:: Task to carry out ::
All of the lines below are to be printed again exactly; images are excluded from the output.
○ ○ ○
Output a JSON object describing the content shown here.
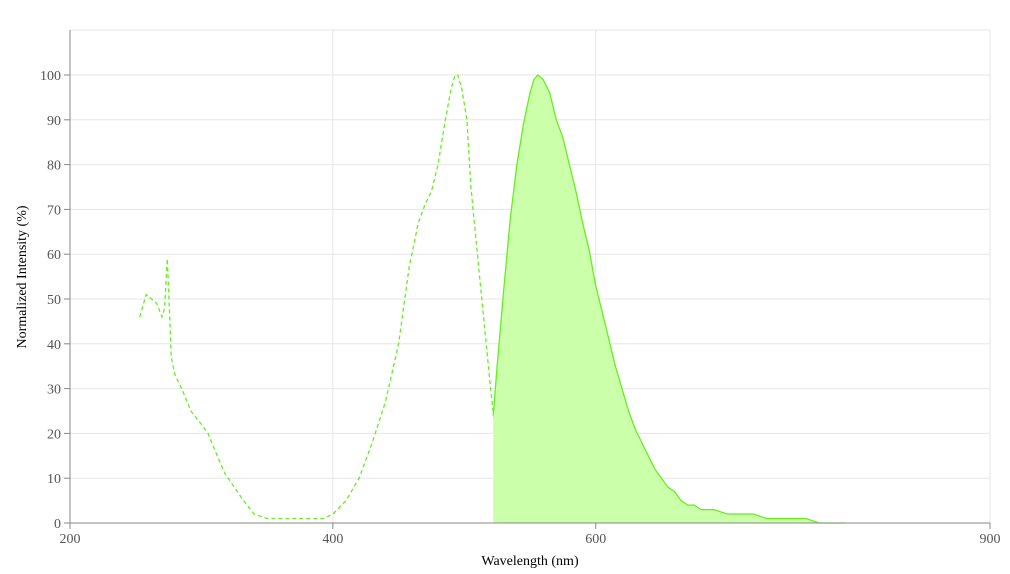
{
  "chart_data": {
    "type": "area",
    "title": "",
    "xlabel": "Wavelength (nm)",
    "ylabel": "Normalized Intensity (%)",
    "xlim": [
      200,
      900
    ],
    "ylim": [
      0,
      100
    ],
    "x_ticks": [
      200,
      400,
      600,
      900
    ],
    "y_ticks": [
      0,
      10,
      20,
      30,
      40,
      50,
      60,
      70,
      80,
      90,
      100
    ],
    "grid": true,
    "legend": "none",
    "series": [
      {
        "kind": "excitation",
        "style": "dashed-line",
        "color": "#66ee22",
        "points": [
          [
            253,
            46
          ],
          [
            258,
            51
          ],
          [
            262,
            50
          ],
          [
            266,
            49
          ],
          [
            270,
            46
          ],
          [
            272,
            48
          ],
          [
            274,
            59
          ],
          [
            276,
            45
          ],
          [
            277,
            37
          ],
          [
            280,
            33
          ],
          [
            285,
            30
          ],
          [
            292,
            25
          ],
          [
            300,
            22
          ],
          [
            305,
            20
          ],
          [
            312,
            15
          ],
          [
            318,
            11
          ],
          [
            325,
            8
          ],
          [
            332,
            5
          ],
          [
            340,
            2
          ],
          [
            350,
            1
          ],
          [
            360,
            1
          ],
          [
            370,
            1
          ],
          [
            380,
            1
          ],
          [
            393,
            1
          ],
          [
            400,
            2
          ],
          [
            410,
            5
          ],
          [
            420,
            10
          ],
          [
            430,
            18
          ],
          [
            440,
            27
          ],
          [
            450,
            40
          ],
          [
            458,
            57
          ],
          [
            465,
            67
          ],
          [
            470,
            71
          ],
          [
            475,
            74
          ],
          [
            480,
            80
          ],
          [
            485,
            89
          ],
          [
            490,
            97
          ],
          [
            493,
            100
          ],
          [
            495,
            100
          ],
          [
            498,
            97
          ],
          [
            502,
            90
          ],
          [
            505,
            75
          ],
          [
            510,
            60
          ],
          [
            515,
            45
          ],
          [
            520,
            30
          ],
          [
            525,
            17
          ],
          [
            530,
            10
          ]
        ]
      },
      {
        "kind": "emission",
        "style": "filled-area",
        "color": "#66ee22",
        "fill": "#ccffaa",
        "points": [
          [
            522,
            24
          ],
          [
            525,
            35
          ],
          [
            530,
            52
          ],
          [
            535,
            68
          ],
          [
            540,
            80
          ],
          [
            545,
            89
          ],
          [
            550,
            96
          ],
          [
            553,
            99
          ],
          [
            556,
            100
          ],
          [
            560,
            99
          ],
          [
            565,
            96
          ],
          [
            570,
            90
          ],
          [
            575,
            86
          ],
          [
            580,
            80
          ],
          [
            585,
            74
          ],
          [
            590,
            67
          ],
          [
            595,
            61
          ],
          [
            600,
            53
          ],
          [
            605,
            47
          ],
          [
            610,
            41
          ],
          [
            615,
            35
          ],
          [
            620,
            30
          ],
          [
            625,
            25
          ],
          [
            630,
            21
          ],
          [
            635,
            18
          ],
          [
            640,
            15
          ],
          [
            645,
            12
          ],
          [
            650,
            10
          ],
          [
            655,
            8
          ],
          [
            660,
            7
          ],
          [
            665,
            5
          ],
          [
            670,
            4
          ],
          [
            675,
            4
          ],
          [
            680,
            3
          ],
          [
            690,
            3
          ],
          [
            700,
            2
          ],
          [
            720,
            2
          ],
          [
            730,
            1
          ],
          [
            760,
            1
          ],
          [
            770,
            0
          ],
          [
            790,
            0
          ]
        ]
      }
    ]
  },
  "colors": {
    "grid": "#e6e6e6",
    "axis": "#888888",
    "series": "#66ee22",
    "fill": "#ccffaa"
  }
}
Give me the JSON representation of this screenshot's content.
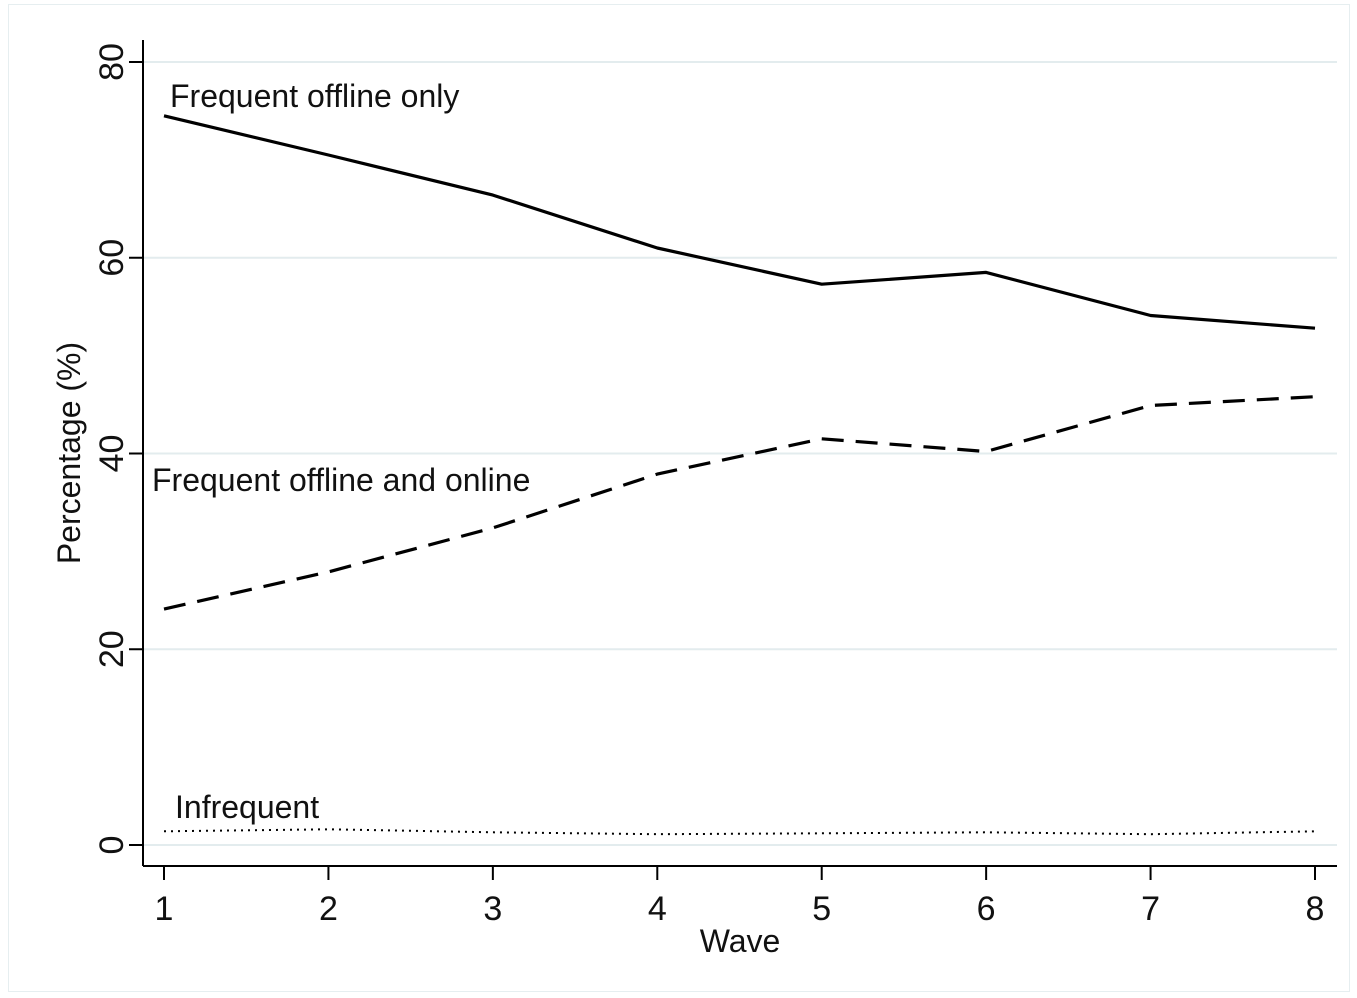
○ ○ ○
:: Finished answer ::
Output a JSON object describing the content shown here.
{
  "chart_data": {
    "type": "area",
    "title": "",
    "xlabel": "Wavelength (nm)",
    "ylabel": "Normalized Intensity (%)",
    "xlim": [
      200,
      900
    ],
    "ylim": [
      0,
      100
    ],
    "x_ticks": [
      200,
      400,
      600,
      900
    ],
    "y_ticks": [
      0,
      10,
      20,
      30,
      40,
      50,
      60,
      70,
      80,
      90,
      100
    ],
    "grid": true,
    "legend": "none",
    "series": [
      {
        "kind": "excitation",
        "style": "dashed-line",
        "color": "#66ee22",
        "points": [
          [
            253,
            46
          ],
          [
            258,
            51
          ],
          [
            262,
            50
          ],
          [
            266,
            49
          ],
          [
            270,
            46
          ],
          [
            272,
            48
          ],
          [
            274,
            59
          ],
          [
            276,
            45
          ],
          [
            277,
            37
          ],
          [
            280,
            33
          ],
          [
            285,
            30
          ],
          [
            292,
            25
          ],
          [
            300,
            22
          ],
          [
            305,
            20
          ],
          [
            312,
            15
          ],
          [
            318,
            11
          ],
          [
            325,
            8
          ],
          [
            332,
            5
          ],
          [
            340,
            2
          ],
          [
            350,
            1
          ],
          [
            360,
            1
          ],
          [
            370,
            1
          ],
          [
            380,
            1
          ],
          [
            393,
            1
          ],
          [
            400,
            2
          ],
          [
            410,
            5
          ],
          [
            420,
            10
          ],
          [
            430,
            18
          ],
          [
            440,
            27
          ],
          [
            450,
            40
          ],
          [
            458,
            57
          ],
          [
            465,
            67
          ],
          [
            470,
            71
          ],
          [
            475,
            74
          ],
          [
            480,
            80
          ],
          [
            485,
            89
          ],
          [
            490,
            97
          ],
          [
            493,
            100
          ],
          [
            495,
            100
          ],
          [
            498,
            97
          ],
          [
            502,
            90
          ],
          [
            505,
            75
          ],
          [
            510,
            60
          ],
          [
            515,
            45
          ],
          [
            520,
            30
          ],
          [
            525,
            17
          ],
          [
            530,
            10
          ]
        ]
      },
      {
        "kind": "emission",
        "style": "filled-area",
        "color": "#66ee22",
        "fill": "#ccffaa",
        "points": [
          [
            522,
            24
          ],
          [
            525,
            35
          ],
          [
            530,
            52
          ],
          [
            535,
            68
          ],
          [
            540,
            80
          ],
          [
            545,
            89
          ],
          [
            550,
            96
          ],
          [
            553,
            99
          ],
          [
            556,
            100
          ],
          [
            560,
            99
          ],
          [
            565,
            96
          ],
          [
            570,
            90
          ],
          [
            575,
            86
          ],
          [
            580,
            80
          ],
          [
            585,
            74
          ],
          [
            590,
            67
          ],
          [
            595,
            61
          ],
          [
            600,
            53
          ],
          [
            605,
            47
          ],
          [
            610,
            41
          ],
          [
            615,
            35
          ],
          [
            620,
            30
          ],
          [
            625,
            25
          ],
          [
            630,
            21
          ],
          [
            635,
            18
          ],
          [
            640,
            15
          ],
          [
            645,
            12
          ],
          [
            650,
            10
          ],
          [
            655,
            8
          ],
          [
            660,
            7
          ],
          [
            665,
            5
          ],
          [
            670,
            4
          ],
          [
            675,
            4
          ],
          [
            680,
            3
          ],
          [
            690,
            3
          ],
          [
            700,
            2
          ],
          [
            720,
            2
          ],
          [
            730,
            1
          ],
          [
            760,
            1
          ],
          [
            770,
            0
          ],
          [
            790,
            0
          ]
        ]
      }
    ]
  },
  "colors": {
    "grid": "#e6e6e6",
    "axis": "#888888",
    "series": "#66ee22",
    "fill": "#ccffaa"
  }
}
Give me the JSON representation of this screenshot's content.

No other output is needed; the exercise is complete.